## Start Supplied data

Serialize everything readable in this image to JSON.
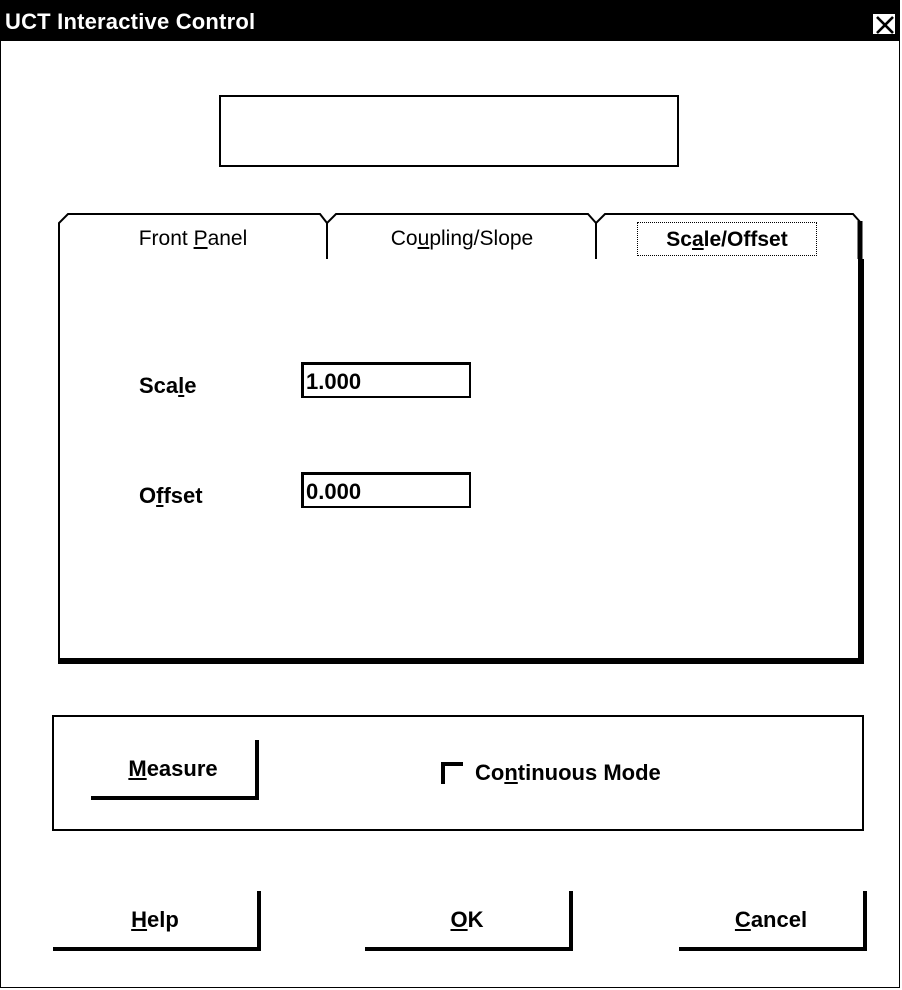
{
  "window": {
    "title": "UCT Interactive Control",
    "close_icon": "close-icon"
  },
  "display": {
    "value": ""
  },
  "tabs": [
    {
      "label_pre": "Front ",
      "label_u": "P",
      "label_post": "anel",
      "active": false
    },
    {
      "label_pre": "Co",
      "label_u": "u",
      "label_post": "pling/Slope",
      "active": false
    },
    {
      "label_pre": "Sc",
      "label_u": "a",
      "label_post": "le/Offset",
      "active": true
    }
  ],
  "scale": {
    "label_pre": "Sca",
    "label_u": "l",
    "label_post": "e",
    "value": "1.000"
  },
  "offset": {
    "label_pre": "O",
    "label_u": "f",
    "label_post": "fset",
    "value": "0.000"
  },
  "measure": {
    "label_u": "M",
    "label_post": "easure"
  },
  "continuous": {
    "label_pre": "Co",
    "label_u": "n",
    "label_post": "tinuous Mode",
    "checked": false
  },
  "buttons": {
    "help": {
      "label_u": "H",
      "label_post": "elp"
    },
    "ok": {
      "label_u": "O",
      "label_post": "K"
    },
    "cancel": {
      "label_u": "C",
      "label_post": "ancel"
    }
  }
}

## End Supplied data

Every line of the material is to be quoted exactly, with no pictures carried over.

Serialize everything readable in this image to JSON.
{
  "window": {
    "title": "UCT Interactive Control",
    "close_icon": "close-icon"
  },
  "display": {
    "value": ""
  },
  "tabs": [
    {
      "label_pre": "Front ",
      "label_u": "P",
      "label_post": "anel",
      "active": false
    },
    {
      "label_pre": "Co",
      "label_u": "u",
      "label_post": "pling/Slope",
      "active": false
    },
    {
      "label_pre": "Sc",
      "label_u": "a",
      "label_post": "le/Offset",
      "active": true
    }
  ],
  "scale": {
    "label_pre": "Sca",
    "label_u": "l",
    "label_post": "e",
    "value": "1.000"
  },
  "offset": {
    "label_pre": "O",
    "label_u": "f",
    "label_post": "fset",
    "value": "0.000"
  },
  "measure": {
    "label_u": "M",
    "label_post": "easure"
  },
  "continuous": {
    "label_pre": "Co",
    "label_u": "n",
    "label_post": "tinuous Mode",
    "checked": false
  },
  "buttons": {
    "help": {
      "label_u": "H",
      "label_post": "elp"
    },
    "ok": {
      "label_u": "O",
      "label_post": "K"
    },
    "cancel": {
      "label_u": "C",
      "label_post": "ancel"
    }
  }
}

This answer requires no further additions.